(SELECTED TEXT)
┌──
Referring to FIG. 10, the transverse width of the comparison antenna shown as the planar antenna 200 fitted with a reflector is 320 mm, which is the width when the reflector 21 has not been bent in FIG. 18; it can be seen that the operational gain in the low band in 470 MHz to 770 MHz, which is the terrestrial digital broadcast frequency band, has dropped. Also, referring to FIG. 11, it can be seen that the VSWR in the low band in 470 MHz to 770 MHz, which is the terrestrial digital broadcast frequency band, has deteriorated.
Comparing the electrical characteristic of the planar antenna 2 fitted with a reflector according to the present invention shown in FIG. 10 and FIG. 11 with the electrical characteristic of the planar antenna 200 fitted with a reflector in which the two sides of the reflector 221 are not bent, shown in FIG. 18, it can be understood that the electrical characteristic of the low band in 470 MHz to 770 MHz when side sections 21b are provided by bending on both sides of the reflector 21 is excellent, so the side sections 21b have the effect of providing an excellent electrical characteristic of the low band in 470 MHz to 770 MHz. The reason why it is possible to improve the electrical characteristic by the provision of such side sections 21b is believed to be that, thanks to the provision of the side sections 21b, the separation (α2: see FIG. 9) of the side edge of the radiator 20 and the leading edge of the side sections 21b can be made small while maintaining the separation D2 of the radiator 20 and reflector 21. Also, the gain can be guaranteed in a wide frequency band of 470 MHz to 770 MHz, by employing a large width W12 of the upper side 20d and lower side 20e. While the electrical characteristic tends to deteriorate as the separation D2 of the radiator 20 and the reflector 21 is decreased, a fully satisfactory electrical characteristic for a planar antenna 2 fitted with a reflector can be obtained if the separation D2 between the radiator 20 and the reflector 21 is made about 30 mm.
└──
(WRITTEN TASKS)
1. Write out the passage on the planar antenna, beginning at the words "Referring to FIG. 10, the" and stopping after the words "band, has deteriorated.".
2. Answer the following questions using the passage on the planar antenna.
(a) What is the transverse width of the comparison antenna, the planar antenna 200 fitted with a reflector?
(b) What frequency range is identified as the terrestrial digital broadcast frequency band?
(c) What separation D2 between the radiator 20 and the reflector 21 yields a fully satisfactory electrical characteristic?
3. Translate into German the following sentence from the passage on the planar antenna: "Also, the gain can be guaranteed in a wide frequency band of 470 MHz to 770 MHz, by employing a large width W12 of the upper side 20d and lower side 20e."

(ENTRIES)
┌──
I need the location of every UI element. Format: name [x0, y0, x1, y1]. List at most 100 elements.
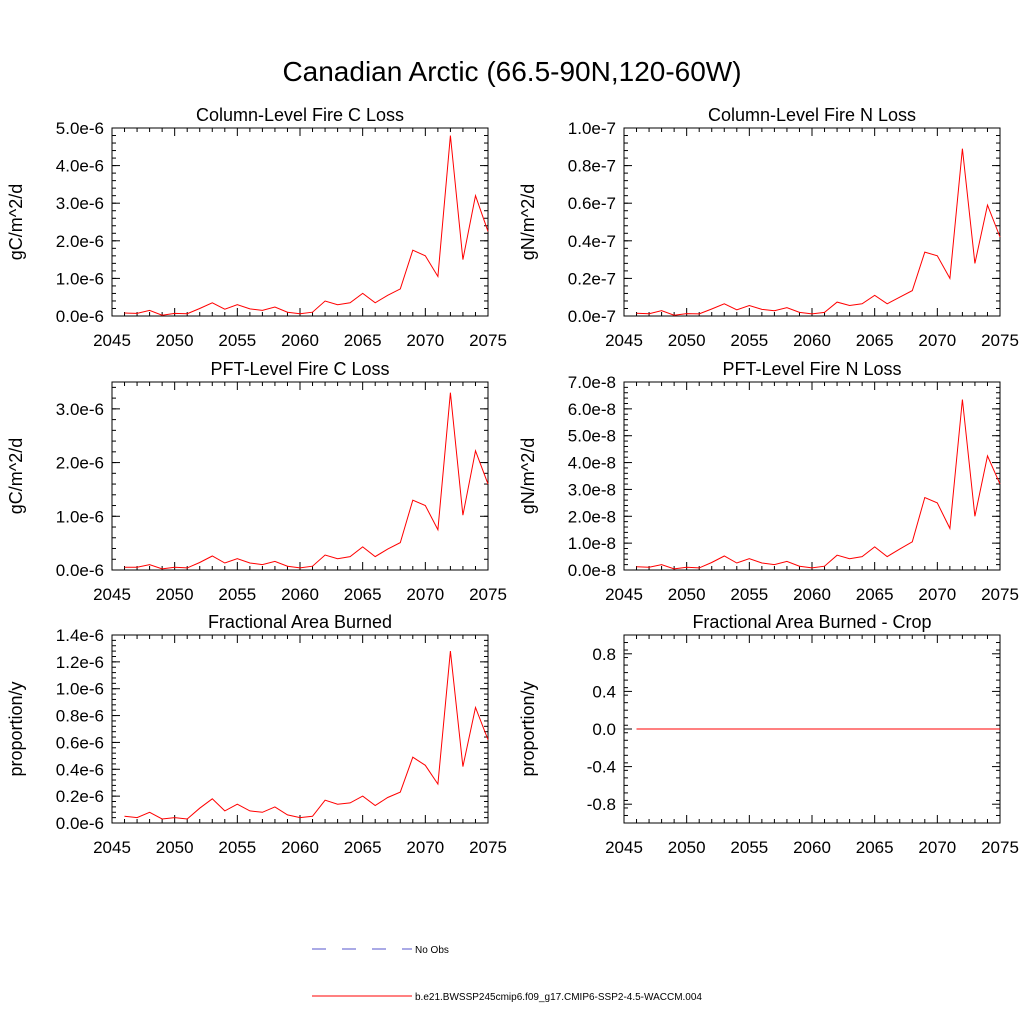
└──
┌──
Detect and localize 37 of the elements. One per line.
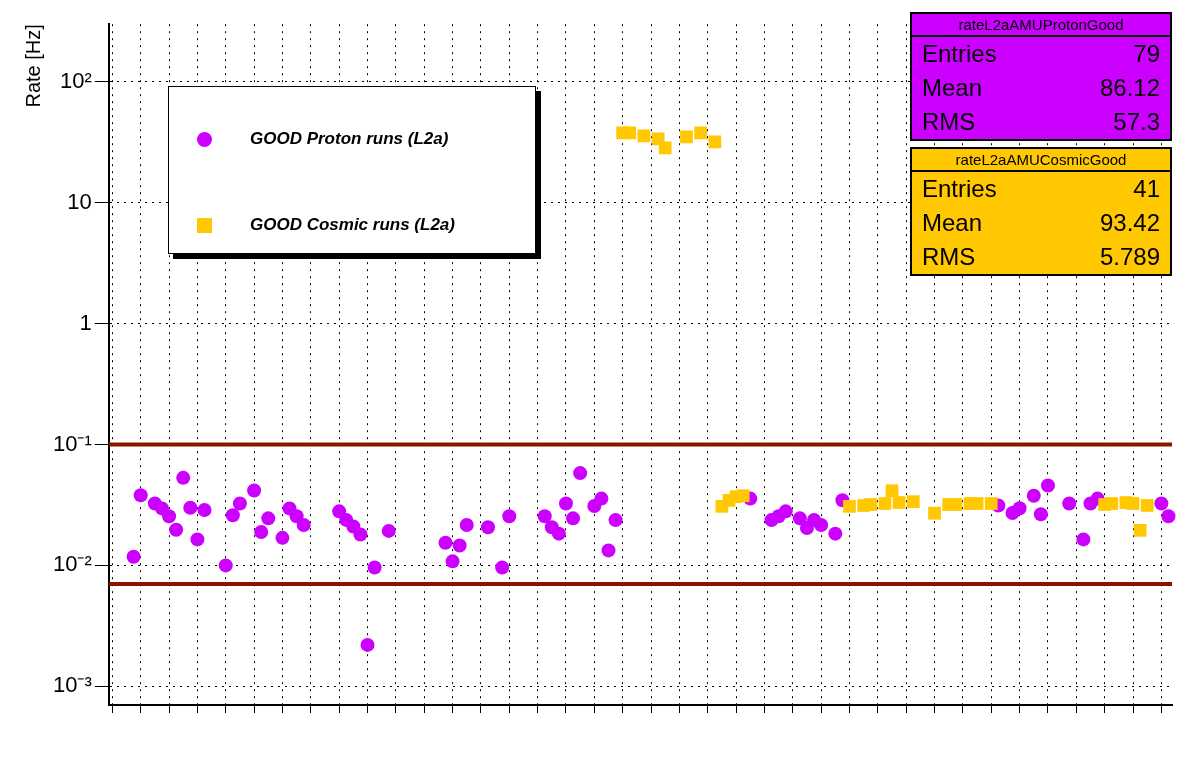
└──
(TASK-BY-TASK RESULTS)
1.
Referring to FIG. 10, the transverse width of the comparison antenna shown as the planar antenna 200 fitted with a reflector is 320 mm, which is the width when the reflector 21 has not been bent in FIG. 18; it can be seen that the operational gain in the low band in 470 MHz to 770 MHz, which is the terrestrial digital broadcast frequency band, has dropped. Also, referring to FIG. 11, it can be seen that the VSWR in the low band in 470 MHz to 770 MHz, which is the terrestrial digital broadcast frequency band, has deteriorated.

2.
(a) 320 mm
(b) 470 MHz to 770 MHz
(c) About 30 mm

3. Außerdem kann die Verstärkung in einem breiten Frequenzband von 470 MHz bis 770 MHz gewährleistet werden, indem eine große Breite W12 der oberen Seite 20d und der unteren Seite 20e verwendet wird.